» AIM OF THE EXERCISE
Render the part of the listing that opens with the line containing "- instrument-value: spyderx: [312, 366, 428, 382]" and closes with the line containing "- adaptive-brightness-label: 所有自适应亮度设置已禁用: [449, 398, 539, 420]" as a Markdown table, with both end lines included and blank lines left out. Use a column named Row for the row number and a column named Line for the line itself.

(Data records)

* * * * *

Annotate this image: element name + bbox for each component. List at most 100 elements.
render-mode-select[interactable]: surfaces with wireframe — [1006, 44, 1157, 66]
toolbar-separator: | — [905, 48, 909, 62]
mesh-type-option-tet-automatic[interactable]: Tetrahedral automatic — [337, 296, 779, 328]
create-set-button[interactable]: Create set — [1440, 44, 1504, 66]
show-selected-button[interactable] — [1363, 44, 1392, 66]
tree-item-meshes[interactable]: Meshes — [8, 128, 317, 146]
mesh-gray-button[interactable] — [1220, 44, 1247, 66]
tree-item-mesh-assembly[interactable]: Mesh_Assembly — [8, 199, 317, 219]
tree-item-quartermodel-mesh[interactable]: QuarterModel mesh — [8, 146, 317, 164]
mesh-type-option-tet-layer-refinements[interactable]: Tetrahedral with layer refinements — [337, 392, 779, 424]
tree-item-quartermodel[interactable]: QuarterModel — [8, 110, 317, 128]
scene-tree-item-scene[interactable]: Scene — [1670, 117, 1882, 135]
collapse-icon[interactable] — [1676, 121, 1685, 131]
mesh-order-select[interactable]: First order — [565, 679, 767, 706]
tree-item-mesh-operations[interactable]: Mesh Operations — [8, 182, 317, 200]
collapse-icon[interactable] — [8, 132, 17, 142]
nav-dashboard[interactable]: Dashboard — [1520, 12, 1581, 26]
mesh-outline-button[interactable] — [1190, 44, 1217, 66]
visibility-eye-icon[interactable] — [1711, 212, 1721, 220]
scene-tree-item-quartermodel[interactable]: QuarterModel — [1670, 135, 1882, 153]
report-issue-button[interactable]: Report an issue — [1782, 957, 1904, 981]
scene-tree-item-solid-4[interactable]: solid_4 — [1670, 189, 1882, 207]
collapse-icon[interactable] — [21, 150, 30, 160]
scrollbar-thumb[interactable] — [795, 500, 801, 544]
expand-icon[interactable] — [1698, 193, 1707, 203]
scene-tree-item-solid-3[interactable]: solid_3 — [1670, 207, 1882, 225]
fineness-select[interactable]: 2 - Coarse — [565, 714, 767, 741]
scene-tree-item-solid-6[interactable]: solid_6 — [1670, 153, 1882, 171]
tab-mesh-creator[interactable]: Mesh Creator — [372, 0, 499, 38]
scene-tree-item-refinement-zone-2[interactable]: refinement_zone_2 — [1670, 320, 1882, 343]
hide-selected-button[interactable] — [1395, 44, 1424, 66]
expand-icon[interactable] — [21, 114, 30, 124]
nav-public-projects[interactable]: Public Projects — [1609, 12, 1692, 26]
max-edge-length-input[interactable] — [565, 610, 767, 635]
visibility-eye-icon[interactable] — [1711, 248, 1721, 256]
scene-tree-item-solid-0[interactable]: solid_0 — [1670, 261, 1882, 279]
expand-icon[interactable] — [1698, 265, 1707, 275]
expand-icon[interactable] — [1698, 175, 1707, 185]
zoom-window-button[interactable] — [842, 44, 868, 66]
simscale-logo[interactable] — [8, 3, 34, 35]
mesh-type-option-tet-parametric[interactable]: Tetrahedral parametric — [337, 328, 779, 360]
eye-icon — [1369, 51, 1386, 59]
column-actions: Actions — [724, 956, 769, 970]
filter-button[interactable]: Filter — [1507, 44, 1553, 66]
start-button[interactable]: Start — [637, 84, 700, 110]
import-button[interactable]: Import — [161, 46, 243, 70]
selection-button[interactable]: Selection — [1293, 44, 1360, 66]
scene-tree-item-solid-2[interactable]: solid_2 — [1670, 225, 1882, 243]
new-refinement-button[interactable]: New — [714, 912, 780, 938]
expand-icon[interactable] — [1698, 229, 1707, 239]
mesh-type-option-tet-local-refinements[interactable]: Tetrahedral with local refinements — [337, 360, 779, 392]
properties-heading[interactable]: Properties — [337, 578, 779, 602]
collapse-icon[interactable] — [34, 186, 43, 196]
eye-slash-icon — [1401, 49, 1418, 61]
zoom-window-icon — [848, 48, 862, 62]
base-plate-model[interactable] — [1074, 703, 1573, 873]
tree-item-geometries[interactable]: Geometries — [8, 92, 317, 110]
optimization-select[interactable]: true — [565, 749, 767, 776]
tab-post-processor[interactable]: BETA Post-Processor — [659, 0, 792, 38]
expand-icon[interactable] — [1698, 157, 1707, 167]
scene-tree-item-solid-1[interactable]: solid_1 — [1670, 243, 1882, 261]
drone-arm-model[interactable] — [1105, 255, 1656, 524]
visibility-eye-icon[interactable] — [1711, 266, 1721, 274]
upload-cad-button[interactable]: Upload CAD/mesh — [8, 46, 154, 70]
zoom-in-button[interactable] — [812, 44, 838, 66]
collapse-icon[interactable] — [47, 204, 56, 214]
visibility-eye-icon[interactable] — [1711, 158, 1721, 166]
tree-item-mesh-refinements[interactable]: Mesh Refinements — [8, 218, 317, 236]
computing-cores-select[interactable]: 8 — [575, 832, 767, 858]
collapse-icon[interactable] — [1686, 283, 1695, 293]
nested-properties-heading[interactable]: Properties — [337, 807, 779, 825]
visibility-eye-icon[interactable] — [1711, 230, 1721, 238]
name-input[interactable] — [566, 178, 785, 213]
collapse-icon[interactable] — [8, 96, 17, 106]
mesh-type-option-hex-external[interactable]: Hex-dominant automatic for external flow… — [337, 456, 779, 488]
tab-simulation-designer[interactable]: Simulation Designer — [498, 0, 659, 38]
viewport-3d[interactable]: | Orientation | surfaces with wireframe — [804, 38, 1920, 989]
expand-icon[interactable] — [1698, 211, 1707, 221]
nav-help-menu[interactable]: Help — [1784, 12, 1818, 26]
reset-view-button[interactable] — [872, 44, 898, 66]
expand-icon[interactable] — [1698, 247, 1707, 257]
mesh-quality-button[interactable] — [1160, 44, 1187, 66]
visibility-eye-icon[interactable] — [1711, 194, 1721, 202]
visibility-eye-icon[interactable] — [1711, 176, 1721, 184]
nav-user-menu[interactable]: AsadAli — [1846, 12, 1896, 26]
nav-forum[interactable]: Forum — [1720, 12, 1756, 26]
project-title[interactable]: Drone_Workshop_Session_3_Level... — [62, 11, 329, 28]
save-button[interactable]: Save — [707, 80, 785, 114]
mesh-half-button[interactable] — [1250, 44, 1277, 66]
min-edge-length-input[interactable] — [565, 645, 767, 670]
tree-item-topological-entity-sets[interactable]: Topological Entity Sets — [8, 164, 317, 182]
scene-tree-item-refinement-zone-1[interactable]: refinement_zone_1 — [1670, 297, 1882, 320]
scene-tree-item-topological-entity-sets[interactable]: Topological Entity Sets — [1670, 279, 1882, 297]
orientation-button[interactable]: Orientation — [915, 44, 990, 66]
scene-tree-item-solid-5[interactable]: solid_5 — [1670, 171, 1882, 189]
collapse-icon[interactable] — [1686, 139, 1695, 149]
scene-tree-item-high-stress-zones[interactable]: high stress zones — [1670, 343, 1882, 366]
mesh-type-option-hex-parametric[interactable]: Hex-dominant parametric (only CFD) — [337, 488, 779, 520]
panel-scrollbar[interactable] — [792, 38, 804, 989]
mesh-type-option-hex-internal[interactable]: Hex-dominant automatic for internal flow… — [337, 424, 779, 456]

* * * * *

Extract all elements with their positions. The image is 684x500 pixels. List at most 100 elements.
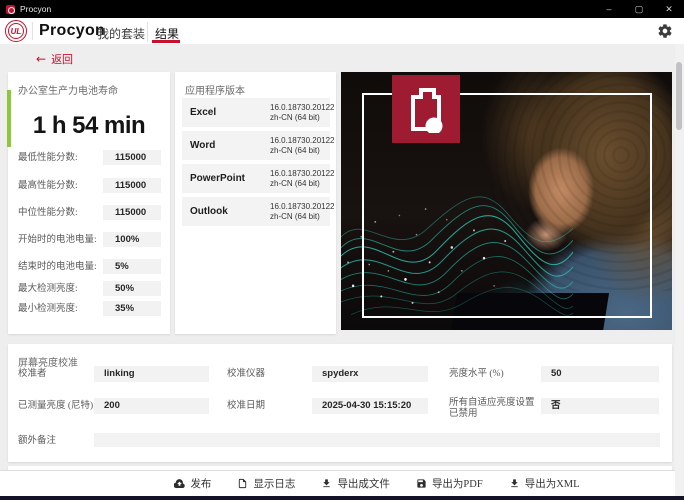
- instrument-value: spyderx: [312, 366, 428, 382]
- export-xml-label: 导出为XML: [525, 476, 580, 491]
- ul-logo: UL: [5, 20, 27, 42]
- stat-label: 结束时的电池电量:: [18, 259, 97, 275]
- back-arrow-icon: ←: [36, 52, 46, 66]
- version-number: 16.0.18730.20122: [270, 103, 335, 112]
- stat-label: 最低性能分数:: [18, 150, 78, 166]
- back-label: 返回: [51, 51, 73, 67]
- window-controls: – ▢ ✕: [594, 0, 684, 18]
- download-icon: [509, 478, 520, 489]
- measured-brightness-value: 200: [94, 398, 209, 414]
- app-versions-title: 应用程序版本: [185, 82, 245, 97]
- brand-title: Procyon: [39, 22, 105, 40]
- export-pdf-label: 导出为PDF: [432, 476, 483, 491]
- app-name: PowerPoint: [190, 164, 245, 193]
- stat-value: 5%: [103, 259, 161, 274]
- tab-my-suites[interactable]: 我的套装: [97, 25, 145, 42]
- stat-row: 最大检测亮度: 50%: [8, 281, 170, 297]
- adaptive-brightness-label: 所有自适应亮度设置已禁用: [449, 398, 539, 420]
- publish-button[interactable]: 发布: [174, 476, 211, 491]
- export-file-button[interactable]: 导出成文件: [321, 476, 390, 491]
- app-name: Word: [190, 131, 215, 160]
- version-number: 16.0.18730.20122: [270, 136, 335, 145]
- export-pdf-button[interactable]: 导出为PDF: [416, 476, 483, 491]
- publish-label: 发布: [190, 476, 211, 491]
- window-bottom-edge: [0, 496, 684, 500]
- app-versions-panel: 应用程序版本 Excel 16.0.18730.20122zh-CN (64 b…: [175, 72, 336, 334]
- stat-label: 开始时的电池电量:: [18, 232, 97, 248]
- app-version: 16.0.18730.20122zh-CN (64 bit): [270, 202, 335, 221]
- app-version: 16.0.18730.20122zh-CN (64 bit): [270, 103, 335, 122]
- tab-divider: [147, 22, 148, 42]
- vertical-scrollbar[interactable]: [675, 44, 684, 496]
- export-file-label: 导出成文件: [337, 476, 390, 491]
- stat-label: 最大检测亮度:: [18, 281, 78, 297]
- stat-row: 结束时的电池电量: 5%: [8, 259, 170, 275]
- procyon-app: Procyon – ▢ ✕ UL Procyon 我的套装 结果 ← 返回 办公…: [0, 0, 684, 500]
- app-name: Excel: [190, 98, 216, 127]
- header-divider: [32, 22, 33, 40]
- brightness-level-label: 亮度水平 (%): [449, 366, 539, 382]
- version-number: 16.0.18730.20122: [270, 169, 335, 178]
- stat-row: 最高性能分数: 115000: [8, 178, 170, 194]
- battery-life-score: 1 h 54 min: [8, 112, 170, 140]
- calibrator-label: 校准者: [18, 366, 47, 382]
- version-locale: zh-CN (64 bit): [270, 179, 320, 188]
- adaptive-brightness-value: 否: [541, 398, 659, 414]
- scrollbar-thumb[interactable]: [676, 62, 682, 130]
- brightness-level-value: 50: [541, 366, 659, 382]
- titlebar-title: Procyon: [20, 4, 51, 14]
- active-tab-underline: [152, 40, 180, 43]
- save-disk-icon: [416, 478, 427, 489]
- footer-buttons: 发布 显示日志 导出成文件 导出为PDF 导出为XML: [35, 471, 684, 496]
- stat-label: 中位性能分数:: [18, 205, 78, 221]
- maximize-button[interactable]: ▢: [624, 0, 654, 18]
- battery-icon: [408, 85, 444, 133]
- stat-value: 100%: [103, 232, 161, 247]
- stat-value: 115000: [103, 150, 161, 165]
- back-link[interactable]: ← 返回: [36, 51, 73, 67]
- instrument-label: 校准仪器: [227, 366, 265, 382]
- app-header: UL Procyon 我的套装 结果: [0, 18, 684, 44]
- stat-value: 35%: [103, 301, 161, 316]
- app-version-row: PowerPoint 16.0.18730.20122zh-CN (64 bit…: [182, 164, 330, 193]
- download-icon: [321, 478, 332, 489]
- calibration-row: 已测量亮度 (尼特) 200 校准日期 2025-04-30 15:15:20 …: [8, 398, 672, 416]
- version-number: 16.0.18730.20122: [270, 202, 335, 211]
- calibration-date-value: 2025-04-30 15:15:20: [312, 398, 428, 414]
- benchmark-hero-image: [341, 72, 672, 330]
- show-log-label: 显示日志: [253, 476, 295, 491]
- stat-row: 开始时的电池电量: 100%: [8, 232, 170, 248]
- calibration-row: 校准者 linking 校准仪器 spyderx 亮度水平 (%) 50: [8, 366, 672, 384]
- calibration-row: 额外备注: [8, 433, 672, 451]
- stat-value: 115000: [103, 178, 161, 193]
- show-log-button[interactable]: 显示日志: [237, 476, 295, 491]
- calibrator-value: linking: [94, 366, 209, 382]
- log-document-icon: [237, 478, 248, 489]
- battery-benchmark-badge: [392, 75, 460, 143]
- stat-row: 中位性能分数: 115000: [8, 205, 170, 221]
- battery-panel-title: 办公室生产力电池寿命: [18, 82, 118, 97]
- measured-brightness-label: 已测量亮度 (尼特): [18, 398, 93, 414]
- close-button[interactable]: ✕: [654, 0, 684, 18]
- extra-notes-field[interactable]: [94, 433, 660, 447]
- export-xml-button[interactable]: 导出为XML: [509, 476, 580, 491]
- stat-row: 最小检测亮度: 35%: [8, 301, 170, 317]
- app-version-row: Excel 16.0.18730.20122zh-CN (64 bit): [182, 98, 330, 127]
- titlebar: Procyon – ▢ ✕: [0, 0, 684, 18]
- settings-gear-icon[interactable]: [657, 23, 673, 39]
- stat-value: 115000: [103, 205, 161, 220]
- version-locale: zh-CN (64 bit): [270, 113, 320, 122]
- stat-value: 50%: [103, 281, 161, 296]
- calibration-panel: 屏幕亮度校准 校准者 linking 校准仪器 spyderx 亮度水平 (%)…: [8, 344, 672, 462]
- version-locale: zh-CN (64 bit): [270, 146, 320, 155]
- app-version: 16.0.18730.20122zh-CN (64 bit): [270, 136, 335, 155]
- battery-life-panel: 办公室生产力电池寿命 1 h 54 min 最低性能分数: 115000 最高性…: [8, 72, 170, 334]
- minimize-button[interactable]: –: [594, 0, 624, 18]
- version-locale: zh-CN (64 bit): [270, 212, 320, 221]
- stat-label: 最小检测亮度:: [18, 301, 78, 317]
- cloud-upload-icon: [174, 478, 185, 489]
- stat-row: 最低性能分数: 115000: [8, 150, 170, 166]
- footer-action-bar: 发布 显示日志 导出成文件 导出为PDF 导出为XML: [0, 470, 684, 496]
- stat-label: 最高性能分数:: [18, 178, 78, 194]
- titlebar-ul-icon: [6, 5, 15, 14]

* * * * *

» RESPONSE
| Row | Line |
|---|---|
| 1 | - instrument-value: spyderx: [312, 366, 428, 382] |
| 2 | - export-xml-label: 导出为XML: [525, 476, 580, 491] |
| 3 | - ul-logo: UL: [5, 20, 27, 42] |
| 4 | - stat-label: 结束时的电池电量:: [18, 259, 97, 275] |
| 5 | - back-arrow-icon: ←: [36, 52, 46, 66] |
| 6 | - version-number: 16.0.18730.20122: [270, 103, 335, 112] |
| 7 | - stat-label: 最低性能分数:: [18, 150, 78, 166] |
| 8 | - back-label: 返回: [51, 51, 73, 67] |
| 9 | - window-controls: – ▢ ✕: [594, 0, 684, 18] |
| 10 | - download-icon: [509, 478, 520, 489] |
| 11 | - measured-brightness-value: 200: [94, 398, 209, 414] |
| 12 | - app-versions-title: 应用程序版本: [185, 82, 245, 97] |
| 13 | - brand-title: Procyon: [39, 22, 105, 40] |
| 14 | - export-pdf-label: 导出为PDF: [432, 476, 483, 491] |
| 15 | - app-name: PowerPoint: [190, 164, 245, 193] |
| 16 | - stat-value: 5%: [103, 259, 161, 274] |
| 17 | - tab-my-suites[interactable]: 我的套装: [97, 25, 145, 42] |
| 18 | - stat-row: 最大检测亮度: 50%: [8, 281, 170, 297] |
| 19 | - adaptive-brightness-label: 所有自适应亮度设置已禁用: [449, 398, 539, 420] |